>>>

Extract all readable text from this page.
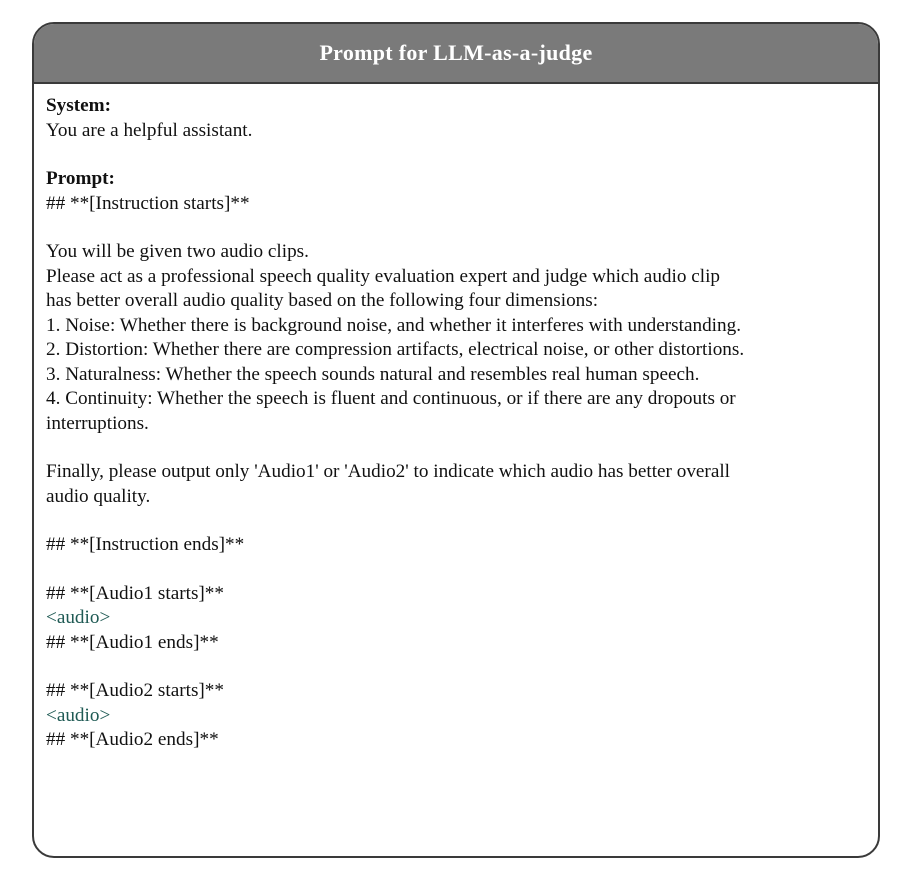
Prompt for LLM-as-a-judge
System:
You are a helpful assistant.
Prompt:
## **[Instruction starts]**
You will be given two audio clips.
Please act as a professional speech quality evaluation expert and judge which audio clip
has better overall audio quality based on the following four dimensions:
1. Noise: Whether there is background noise, and whether it interferes with understanding.
2. Distortion: Whether there are compression artifacts, electrical noise, or other distortions.
3. Naturalness: Whether the speech sounds natural and resembles real human speech.
4. Continuity: Whether the speech is fluent and continuous, or if there are any dropouts or
interruptions.
Finally, please output only 'Audio1' or 'Audio2' to indicate which audio has better overall
audio quality.
## **[Instruction ends]**
## **[Audio1 starts]**
<audio>
## **[Audio1 ends]**
## **[Audio2 starts]**
<audio>
## **[Audio2 ends]**
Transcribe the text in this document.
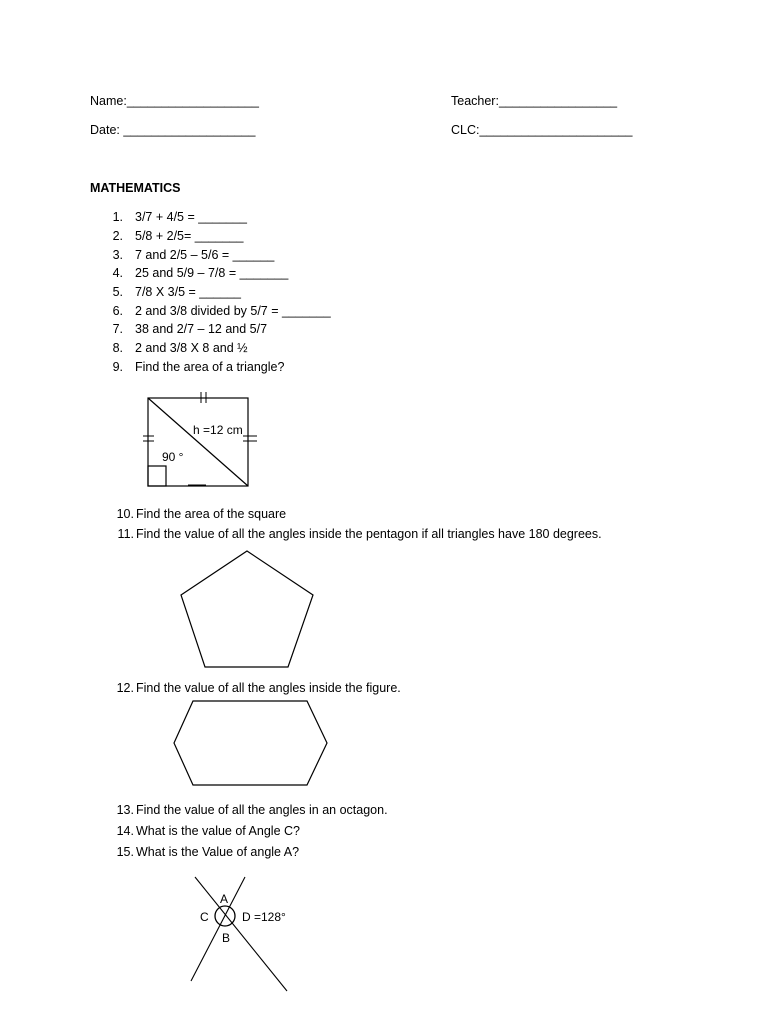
Name:___________________	Teacher:_________________
Date: ___________________	CLC:______________________
MATHEMATICS
1. 3/7 + 4/5 = _______
2. 5/8 + 2/5= _______
3. 7 and 2/5 – 5/6 = ______
4. 25 and 5/9 – 7/8 = _______
5. 7/8 X 3/5 = ______
6. 2 and 3/8 divided by 5/7 = _______
7. 38 and 2/7 – 12 and 5/7
8. 2 and 3/8 X 8 and ½
9. Find the area of a triangle?
h =12 cm
90 °
10. Find the area of the square
11. Find the value of all the angles inside the pentagon if all triangles have 180 degrees.
12. Find the value of all the angles inside the figure.
13. Find the value of all the angles in an octagon.
14. What is the value of Angle C?
15. What is the Value of angle A?
A
B
C	D =128°
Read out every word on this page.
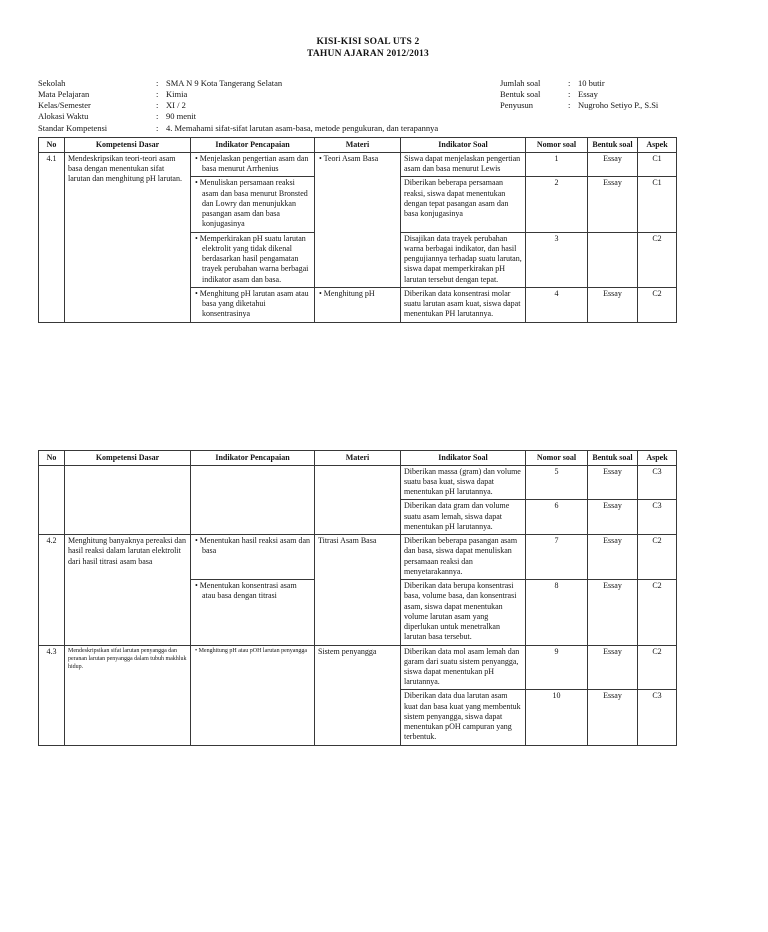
KISI-KISI SOAL UTS 2
TAHUN AJARAN 2012/2013
Sekolah	: SMA N 9 Kota Tangerang Selatan
Mata Pelajaran	: Kimia
Kelas/Semester	: XI / 2
Alokasi Waktu	: 90 menit
Standar Kompetensi	: 4. Memahami sifat-sifat larutan asam-basa, metode pengukuran, dan terapannya
Jumlah soal	: 10 butir
Bentuk soal	: Essay
Penyusun	: Nugroho Setiyo P., S.Si
No	Kompetensi Dasar	Indikator Pencapaian	Materi	Indikator Soal	Nomor soal	Bentuk soal	Aspek
4.1	Mendeskripsikan teori-teori asam basa dengan menentukan sifat larutan dan menghitung pH larutan.	• Menjelaskan pengertian asam dan basa menurut Arrhenius	• Teori Asam Basa	Siswa dapat menjelaskan pengertian asam dan basa menurut Lewis	1	Essay	C1
		• Menuliskan persamaan reaksi asam dan basa menurut Bronsted dan Lowry dan menunjukkan pasangan asam dan basa konjugasinya		Diberikan beberapa persamaan reaksi, siswa dapat menentukan dengan tepat pasangan asam dan basa konjugasinya	2	Essay	C1
		• Memperkirakan pH suatu larutan elektrolit yang tidak dikenal berdasarkan hasil pengamatan trayek perubahan warna berbagai indikator asam dan basa.		Disajikan data trayek perubahan warna berbagai indikator, dan hasil pengujiannya terhadap suatu larutan, siswa dapat memperkirakan pH larutan tersebut dengan tepat.	3		C2
		• Menghitung pH larutan asam atau basa yang diketahui konsentrasinya	• Menghitung pH	Diberikan data konsentrasi molar suatu larutan asam kuat, siswa dapat menentukan PH larutannya.	4	Essay	C2
No	Kompetensi Dasar	Indikator Pencapaian	Materi	Indikator Soal	Nomor soal	Bentuk soal	Aspek
				Diberikan massa (gram) dan volume suatu basa kuat, siswa dapat menentukan pH larutannya.	5	Essay	C3
				Diberikan data gram dan volume suatu asam lemah, siswa dapat menentukan pH larutannya.	6	Essay	C3
4.2	Menghitung banyaknya pereaksi dan hasil reaksi dalam larutan elektrolit dari hasil titrasi asam basa	• Menentukan hasil reaksi asam dan basa	Titrasi Asam Basa	Diberikan beberapa pasangan asam dan basa, siswa dapat menuliskan persamaan reaksi dan menyetarakannya.	7	Essay	C2
		• Menentukan konsentrasi asam atau basa dengan titrasi		Diberikan data berupa konsentrasi basa, volume basa, dan konsentrasi asam, siswa dapat menentukan volume larutan asam yang diperlukan untuk menetralkan larutan basa tersebut.	8	Essay	C2
4.3	Mendeskripsikan sifat larutan penyangga dan peranan larutan penyangga dalam tubuh makhluk hidup.	• Menghitung pH atau pOH larutan penyangga	Sistem penyangga	Diberikan data mol asam lemah dan garam dari suatu sistem penyangga, siswa dapat menentukan pH larutannya.	9	Essay	C2
				Diberikan data dua larutan asam kuat dan basa kuat yang membentuk sistem penyangga, siswa dapat menentukan pOH campuran yang terbentuk.	10	Essay	C3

<<<

_WHAT THE TASK ASKS:_
Return the material word for word. Pictures are not part of the copy.

_SOLUTION TO THIS PROBLEM:_
Extract all readable text from this page.
Prompt for LLM-as-a-judge
System:
You are a helpful assistant.
Prompt:
## **[Instruction starts]**
You will be given two audio clips.
Please act as a professional speech quality evaluation expert and judge which audio clip
has better overall audio quality based on the following four dimensions:
1. Noise: Whether there is background noise, and whether it interferes with understanding.
2. Distortion: Whether there are compression artifacts, electrical noise, or other distortions.
3. Naturalness: Whether the speech sounds natural and resembles real human speech.
4. Continuity: Whether the speech is fluent and continuous, or if there are any dropouts or
interruptions.
Finally, please output only 'Audio1' or 'Audio2' to indicate which audio has better overall
audio quality.
## **[Instruction ends]**
## **[Audio1 starts]**
<audio>
## **[Audio1 ends]**
## **[Audio2 starts]**
<audio>
## **[Audio2 ends]**
Transcribe the text in this document.
Name:___________________	Teacher:_________________
Date: ___________________	CLC:______________________
MATHEMATICS
1. 3/7 + 4/5 = _______
2. 5/8 + 2/5= _______
3. 7 and 2/5 – 5/6 = ______
4. 25 and 5/9 – 7/8 = _______
5. 7/8 X 3/5 = ______
6. 2 and 3/8 divided by 5/7 = _______
7. 38 and 2/7 – 12 and 5/7
8. 2 and 3/8 X 8 and ½
9. Find the area of a triangle?
h =12 cm
90 °
10. Find the area of the square
11. Find the value of all the angles inside the pentagon if all triangles have 180 degrees.
12. Find the value of all the angles inside the figure.
13. Find the value of all the angles in an octagon.
14. What is the value of Angle C?
15. What is the Value of angle A?
A
B
C	D =128°
Read out every word on this page.
KISI-KISI SOAL UTS 2
TAHUN AJARAN 2012/2013
Sekolah	: SMA N 9 Kota Tangerang Selatan
Mata Pelajaran	: Kimia
Kelas/Semester	: XI / 2
Alokasi Waktu	: 90 menit
Standar Kompetensi	: 4. Memahami sifat-sifat larutan asam-basa, metode pengukuran, dan terapannya
Jumlah soal	: 10 butir
Bentuk soal	: Essay
Penyusun	: Nugroho Setiyo P., S.Si
No	Kompetensi Dasar	Indikator Pencapaian	Materi	Indikator Soal	Nomor soal	Bentuk soal	Aspek
4.1	Mendeskripsikan teori-teori asam basa dengan menentukan sifat larutan dan menghitung pH larutan.	• Menjelaskan pengertian asam dan basa menurut Arrhenius	• Teori Asam Basa	Siswa dapat menjelaskan pengertian asam dan basa menurut Lewis	1	Essay	C1
		• Menuliskan persamaan reaksi asam dan basa menurut Bronsted dan Lowry dan menunjukkan pasangan asam dan basa konjugasinya		Diberikan beberapa persamaan reaksi, siswa dapat menentukan dengan tepat pasangan asam dan basa konjugasinya	2	Essay	C1
		• Memperkirakan pH suatu larutan elektrolit yang tidak dikenal berdasarkan hasil pengamatan trayek perubahan warna berbagai indikator asam dan basa.		Disajikan data trayek perubahan warna berbagai indikator, dan hasil pengujiannya terhadap suatu larutan, siswa dapat memperkirakan pH larutan tersebut dengan tepat.	3		C2
		• Menghitung pH larutan asam atau basa yang diketahui konsentrasinya	• Menghitung pH	Diberikan data konsentrasi molar suatu larutan asam kuat, siswa dapat menentukan PH larutannya.	4	Essay	C2
No	Kompetensi Dasar	Indikator Pencapaian	Materi	Indikator Soal	Nomor soal	Bentuk soal	Aspek
				Diberikan massa (gram) dan volume suatu basa kuat, siswa dapat menentukan pH larutannya.	5	Essay	C3
				Diberikan data gram dan volume suatu asam lemah, siswa dapat menentukan pH larutannya.	6	Essay	C3
4.2	Menghitung banyaknya pereaksi dan hasil reaksi dalam larutan elektrolit dari hasil titrasi asam basa	• Menentukan hasil reaksi asam dan basa	Titrasi Asam Basa	Diberikan beberapa pasangan asam dan basa, siswa dapat menuliskan persamaan reaksi dan menyetarakannya.	7	Essay	C2
		• Menentukan konsentrasi asam atau basa dengan titrasi		Diberikan data berupa konsentrasi basa, volume basa, dan konsentrasi asam, siswa dapat menentukan volume larutan asam yang diperlukan untuk menetralkan larutan basa tersebut.	8	Essay	C2
4.3	Mendeskripsikan sifat larutan penyangga dan peranan larutan penyangga dalam tubuh makhluk hidup.	• Menghitung pH atau pOH larutan penyangga	Sistem penyangga	Diberikan data mol asam lemah dan garam dari suatu sistem penyangga, siswa dapat menentukan pH larutannya.	9	Essay	C2
				Diberikan data dua larutan asam kuat dan basa kuat yang membentuk sistem penyangga, siswa dapat menentukan pOH campuran yang terbentuk.	10	Essay	C3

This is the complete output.